◆ WRITTEN REQUEST
Leave out the pictures and copy everything else below exactly.
---------- STORED DATA
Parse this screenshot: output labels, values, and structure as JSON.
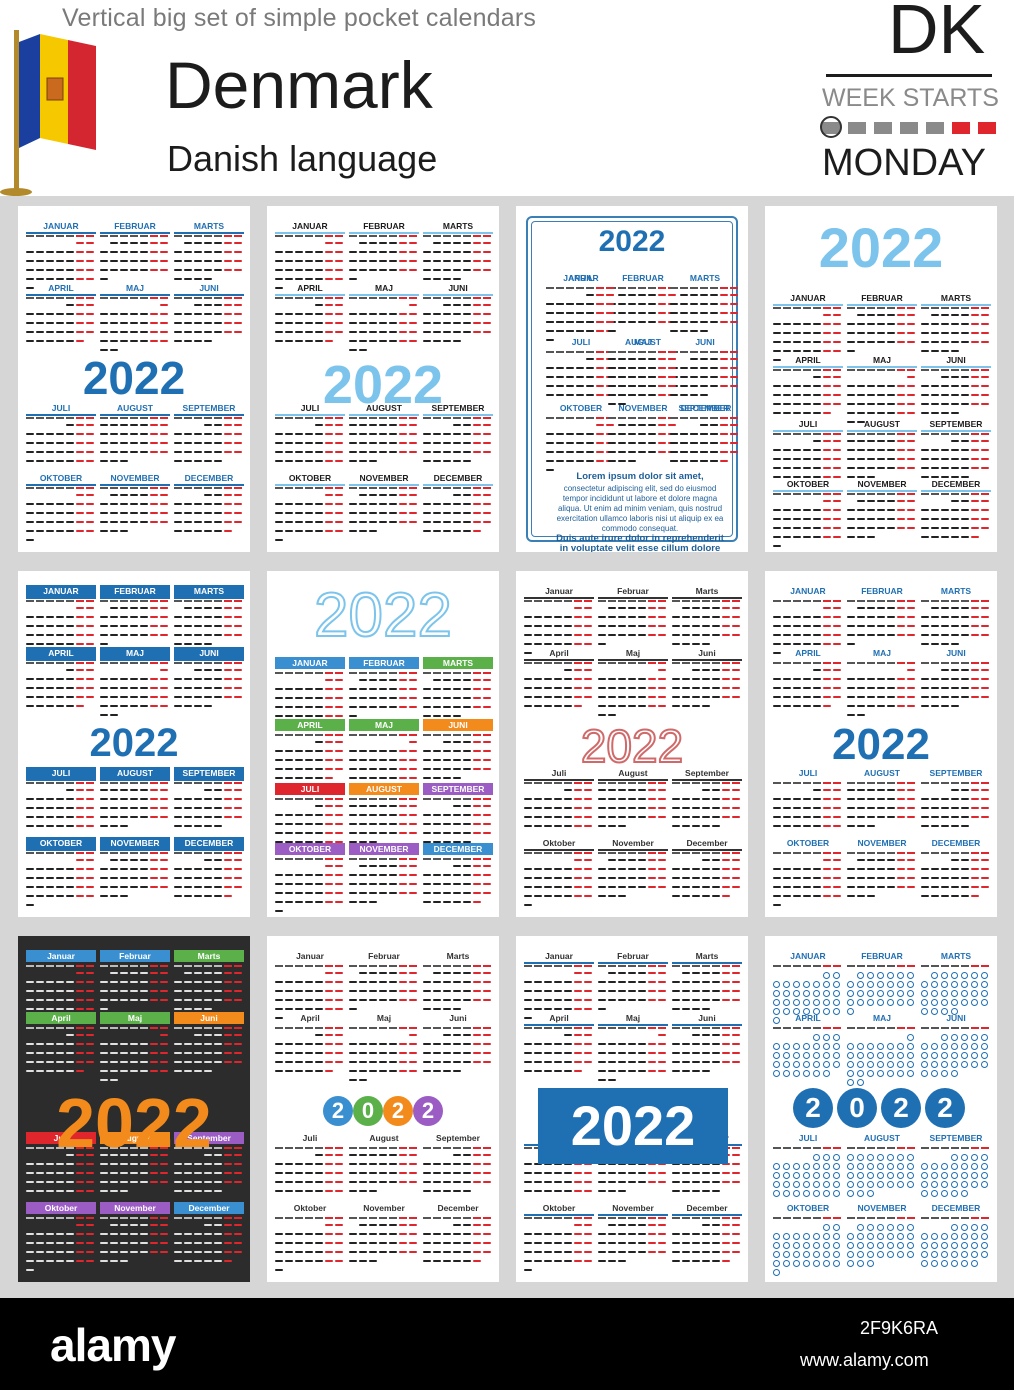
{
  "header": {
    "tagline": "Vertical big set of simple pocket calendars",
    "country": "Denmark",
    "language": "Danish language",
    "country_code": "DK",
    "week_starts": "WEEK STARTS",
    "start_day": "MONDAY",
    "flag_colors": [
      "#1a3f9e",
      "#f5c800",
      "#d32630"
    ]
  },
  "year": "2022",
  "year_digits": [
    "2",
    "0",
    "2",
    "2"
  ],
  "months_upper": [
    "JANUAR",
    "FEBRUAR",
    "MARTS",
    "APRIL",
    "MAJ",
    "JUNI",
    "JULI",
    "AUGUST",
    "SEPTEMBER",
    "OKTOBER",
    "NOVEMBER",
    "DECEMBER"
  ],
  "months_title": [
    "Januar",
    "Februar",
    "Marts",
    "April",
    "Maj",
    "Juni",
    "Juli",
    "August",
    "September",
    "Oktober",
    "November",
    "December"
  ],
  "month_first_weekday": [
    5,
    1,
    1,
    4,
    6,
    2,
    4,
    0,
    3,
    5,
    1,
    3
  ],
  "month_lengths": [
    31,
    28,
    31,
    30,
    31,
    30,
    31,
    31,
    30,
    31,
    30,
    31
  ],
  "lorem": {
    "title": "Lorem ipsum dolor sit amet,",
    "body": "consectetur adipiscing elit, sed do eiusmod tempor incididunt ut labore et dolore magna aliqua. Ut enim ad minim veniam, quis nostrud exercitation ullamco laboris nisi ut aliquip ex ea commodo consequat.",
    "closing": "Duis aute irure dolor in reprehenderit in voluptate velit esse cillum dolore eu fugiat nulla pariatur."
  },
  "colors": {
    "blue": "#1f6fb3",
    "light_blue": "#7cc4ec",
    "red": "#e0262d",
    "dark": "#2c2c2c",
    "orange": "#f28a1c"
  },
  "footer": {
    "brand": "alamy",
    "image_id": "2F9K6RA",
    "site": "www.alamy.com"
  }
}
--------------------
◆ COMPLETED TASK
Parse this screenshot: output labels, values, and structure as JSON.
{
  "header": {
    "tagline": "Vertical big set of simple pocket calendars",
    "country": "Denmark",
    "language": "Danish language",
    "country_code": "DK",
    "week_starts": "WEEK STARTS",
    "start_day": "MONDAY",
    "flag_colors": [
      "#1a3f9e",
      "#f5c800",
      "#d32630"
    ]
  },
  "year": "2022",
  "year_digits": [
    "2",
    "0",
    "2",
    "2"
  ],
  "months_upper": [
    "JANUAR",
    "FEBRUAR",
    "MARTS",
    "APRIL",
    "MAJ",
    "JUNI",
    "JULI",
    "AUGUST",
    "SEPTEMBER",
    "OKTOBER",
    "NOVEMBER",
    "DECEMBER"
  ],
  "months_title": [
    "Januar",
    "Februar",
    "Marts",
    "April",
    "Maj",
    "Juni",
    "Juli",
    "August",
    "September",
    "Oktober",
    "November",
    "December"
  ],
  "month_first_weekday": [
    5,
    1,
    1,
    4,
    6,
    2,
    4,
    0,
    3,
    5,
    1,
    3
  ],
  "month_lengths": [
    31,
    28,
    31,
    30,
    31,
    30,
    31,
    31,
    30,
    31,
    30,
    31
  ],
  "lorem": {
    "title": "Lorem ipsum dolor sit amet,",
    "body": "consectetur adipiscing elit, sed do eiusmod tempor incididunt ut labore et dolore magna aliqua. Ut enim ad minim veniam, quis nostrud exercitation ullamco laboris nisi ut aliquip ex ea commodo consequat.",
    "closing": "Duis aute irure dolor in reprehenderit in voluptate velit esse cillum dolore eu fugiat nulla pariatur."
  },
  "colors": {
    "blue": "#1f6fb3",
    "light_blue": "#7cc4ec",
    "red": "#e0262d",
    "dark": "#2c2c2c",
    "orange": "#f28a1c"
  },
  "footer": {
    "brand": "alamy",
    "image_id": "2F9K6RA",
    "site": "www.alamy.com"
  }
}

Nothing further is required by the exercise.